What you are asked to do: Transcribe every line of the listing below without any deviation.

Extracted data entries
<<<<

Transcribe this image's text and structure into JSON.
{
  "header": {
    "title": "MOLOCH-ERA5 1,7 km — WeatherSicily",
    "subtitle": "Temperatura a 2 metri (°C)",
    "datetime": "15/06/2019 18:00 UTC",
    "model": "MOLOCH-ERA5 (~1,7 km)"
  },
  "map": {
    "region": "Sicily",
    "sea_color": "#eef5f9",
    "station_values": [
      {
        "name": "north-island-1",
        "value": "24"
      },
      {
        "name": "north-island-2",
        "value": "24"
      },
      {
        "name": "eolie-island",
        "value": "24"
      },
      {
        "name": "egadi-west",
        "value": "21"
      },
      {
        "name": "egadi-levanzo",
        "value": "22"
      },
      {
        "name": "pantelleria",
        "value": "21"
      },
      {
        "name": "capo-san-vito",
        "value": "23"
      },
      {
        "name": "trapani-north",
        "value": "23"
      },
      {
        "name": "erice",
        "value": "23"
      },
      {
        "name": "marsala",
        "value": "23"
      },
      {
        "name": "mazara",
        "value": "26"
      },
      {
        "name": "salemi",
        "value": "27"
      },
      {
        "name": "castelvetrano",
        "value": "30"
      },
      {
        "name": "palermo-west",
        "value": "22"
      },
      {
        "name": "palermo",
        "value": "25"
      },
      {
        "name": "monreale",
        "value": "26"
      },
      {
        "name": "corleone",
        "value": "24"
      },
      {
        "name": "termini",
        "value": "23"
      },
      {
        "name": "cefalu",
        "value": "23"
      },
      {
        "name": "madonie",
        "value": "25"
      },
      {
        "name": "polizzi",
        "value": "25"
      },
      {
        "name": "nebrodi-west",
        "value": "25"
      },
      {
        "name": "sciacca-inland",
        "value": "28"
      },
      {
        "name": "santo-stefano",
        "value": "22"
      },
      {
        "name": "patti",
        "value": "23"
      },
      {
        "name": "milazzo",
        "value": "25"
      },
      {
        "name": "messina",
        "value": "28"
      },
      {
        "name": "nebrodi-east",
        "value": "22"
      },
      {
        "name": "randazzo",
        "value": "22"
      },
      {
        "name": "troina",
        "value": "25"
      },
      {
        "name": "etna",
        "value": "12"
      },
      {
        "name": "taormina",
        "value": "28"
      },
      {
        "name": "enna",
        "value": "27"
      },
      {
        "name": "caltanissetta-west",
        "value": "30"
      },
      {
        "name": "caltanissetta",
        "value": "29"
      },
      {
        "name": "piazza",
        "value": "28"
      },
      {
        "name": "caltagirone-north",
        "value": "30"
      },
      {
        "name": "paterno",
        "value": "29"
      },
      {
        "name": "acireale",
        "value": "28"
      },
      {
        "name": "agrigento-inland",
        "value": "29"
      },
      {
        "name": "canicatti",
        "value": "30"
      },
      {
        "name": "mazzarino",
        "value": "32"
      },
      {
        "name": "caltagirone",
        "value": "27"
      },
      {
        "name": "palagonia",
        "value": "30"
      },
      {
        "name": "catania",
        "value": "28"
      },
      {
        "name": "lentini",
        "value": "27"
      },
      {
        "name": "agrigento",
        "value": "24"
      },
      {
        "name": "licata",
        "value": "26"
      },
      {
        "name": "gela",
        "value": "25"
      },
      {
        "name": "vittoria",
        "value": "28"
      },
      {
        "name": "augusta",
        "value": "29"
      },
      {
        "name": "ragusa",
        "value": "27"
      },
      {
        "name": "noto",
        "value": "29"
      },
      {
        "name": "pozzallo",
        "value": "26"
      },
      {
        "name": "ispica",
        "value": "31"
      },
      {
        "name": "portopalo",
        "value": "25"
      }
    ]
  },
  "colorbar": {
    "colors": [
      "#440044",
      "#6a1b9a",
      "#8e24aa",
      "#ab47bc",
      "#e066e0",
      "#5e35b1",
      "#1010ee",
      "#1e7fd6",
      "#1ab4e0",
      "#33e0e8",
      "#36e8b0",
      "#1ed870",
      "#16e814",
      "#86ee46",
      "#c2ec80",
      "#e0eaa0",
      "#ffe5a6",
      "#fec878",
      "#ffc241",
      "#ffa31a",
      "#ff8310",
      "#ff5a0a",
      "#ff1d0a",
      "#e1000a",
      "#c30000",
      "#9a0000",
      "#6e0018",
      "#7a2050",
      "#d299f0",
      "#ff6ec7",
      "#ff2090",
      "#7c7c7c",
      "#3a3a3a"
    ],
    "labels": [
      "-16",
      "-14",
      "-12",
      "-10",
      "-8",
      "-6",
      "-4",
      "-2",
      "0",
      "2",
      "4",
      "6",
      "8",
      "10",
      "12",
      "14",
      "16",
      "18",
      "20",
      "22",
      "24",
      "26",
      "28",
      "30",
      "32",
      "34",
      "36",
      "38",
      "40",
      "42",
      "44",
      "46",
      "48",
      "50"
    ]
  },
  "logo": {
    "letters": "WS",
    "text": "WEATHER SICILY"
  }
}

>>>>

Full response:
Transcribe this image's text and structure into JSON.
{
  "header": {
    "title": "MOLOCH-ERA5 1,7 km — WeatherSicily",
    "subtitle": "Temperatura a 2 metri (°C)",
    "datetime": "15/06/2019 18:00 UTC",
    "model": "MOLOCH-ERA5 (~1,7 km)"
  },
  "map": {
    "region": "Sicily",
    "sea_color": "#eef5f9",
    "station_values": [
      {
        "name": "north-island-1",
        "value": "24"
      },
      {
        "name": "north-island-2",
        "value": "24"
      },
      {
        "name": "eolie-island",
        "value": "24"
      },
      {
        "name": "egadi-west",
        "value": "21"
      },
      {
        "name": "egadi-levanzo",
        "value": "22"
      },
      {
        "name": "pantelleria",
        "value": "21"
      },
      {
        "name": "capo-san-vito",
        "value": "23"
      },
      {
        "name": "trapani-north",
        "value": "23"
      },
      {
        "name": "erice",
        "value": "23"
      },
      {
        "name": "marsala",
        "value": "23"
      },
      {
        "name": "mazara",
        "value": "26"
      },
      {
        "name": "salemi",
        "value": "27"
      },
      {
        "name": "castelvetrano",
        "value": "30"
      },
      {
        "name": "palermo-west",
        "value": "22"
      },
      {
        "name": "palermo",
        "value": "25"
      },
      {
        "name": "monreale",
        "value": "26"
      },
      {
        "name": "corleone",
        "value": "24"
      },
      {
        "name": "termini",
        "value": "23"
      },
      {
        "name": "cefalu",
        "value": "23"
      },
      {
        "name": "madonie",
        "value": "25"
      },
      {
        "name": "polizzi",
        "value": "25"
      },
      {
        "name": "nebrodi-west",
        "value": "25"
      },
      {
        "name": "sciacca-inland",
        "value": "28"
      },
      {
        "name": "santo-stefano",
        "value": "22"
      },
      {
        "name": "patti",
        "value": "23"
      },
      {
        "name": "milazzo",
        "value": "25"
      },
      {
        "name": "messina",
        "value": "28"
      },
      {
        "name": "nebrodi-east",
        "value": "22"
      },
      {
        "name": "randazzo",
        "value": "22"
      },
      {
        "name": "troina",
        "value": "25"
      },
      {
        "name": "etna",
        "value": "12"
      },
      {
        "name": "taormina",
        "value": "28"
      },
      {
        "name": "enna",
        "value": "27"
      },
      {
        "name": "caltanissetta-west",
        "value": "30"
      },
      {
        "name": "caltanissetta",
        "value": "29"
      },
      {
        "name": "piazza",
        "value": "28"
      },
      {
        "name": "caltagirone-north",
        "value": "30"
      },
      {
        "name": "paterno",
        "value": "29"
      },
      {
        "name": "acireale",
        "value": "28"
      },
      {
        "name": "agrigento-inland",
        "value": "29"
      },
      {
        "name": "canicatti",
        "value": "30"
      },
      {
        "name": "mazzarino",
        "value": "32"
      },
      {
        "name": "caltagirone",
        "value": "27"
      },
      {
        "name": "palagonia",
        "value": "30"
      },
      {
        "name": "catania",
        "value": "28"
      },
      {
        "name": "lentini",
        "value": "27"
      },
      {
        "name": "agrigento",
        "value": "24"
      },
      {
        "name": "licata",
        "value": "26"
      },
      {
        "name": "gela",
        "value": "25"
      },
      {
        "name": "vittoria",
        "value": "28"
      },
      {
        "name": "augusta",
        "value": "29"
      },
      {
        "name": "ragusa",
        "value": "27"
      },
      {
        "name": "noto",
        "value": "29"
      },
      {
        "name": "pozzallo",
        "value": "26"
      },
      {
        "name": "ispica",
        "value": "31"
      },
      {
        "name": "portopalo",
        "value": "25"
      }
    ]
  },
  "colorbar": {
    "colors": [
      "#440044",
      "#6a1b9a",
      "#8e24aa",
      "#ab47bc",
      "#e066e0",
      "#5e35b1",
      "#1010ee",
      "#1e7fd6",
      "#1ab4e0",
      "#33e0e8",
      "#36e8b0",
      "#1ed870",
      "#16e814",
      "#86ee46",
      "#c2ec80",
      "#e0eaa0",
      "#ffe5a6",
      "#fec878",
      "#ffc241",
      "#ffa31a",
      "#ff8310",
      "#ff5a0a",
      "#ff1d0a",
      "#e1000a",
      "#c30000",
      "#9a0000",
      "#6e0018",
      "#7a2050",
      "#d299f0",
      "#ff6ec7",
      "#ff2090",
      "#7c7c7c",
      "#3a3a3a"
    ],
    "labels": [
      "-16",
      "-14",
      "-12",
      "-10",
      "-8",
      "-6",
      "-4",
      "-2",
      "0",
      "2",
      "4",
      "6",
      "8",
      "10",
      "12",
      "14",
      "16",
      "18",
      "20",
      "22",
      "24",
      "26",
      "28",
      "30",
      "32",
      "34",
      "36",
      "38",
      "40",
      "42",
      "44",
      "46",
      "48",
      "50"
    ]
  },
  "logo": {
    "letters": "WS",
    "text": "WEATHER SICILY"
  }
}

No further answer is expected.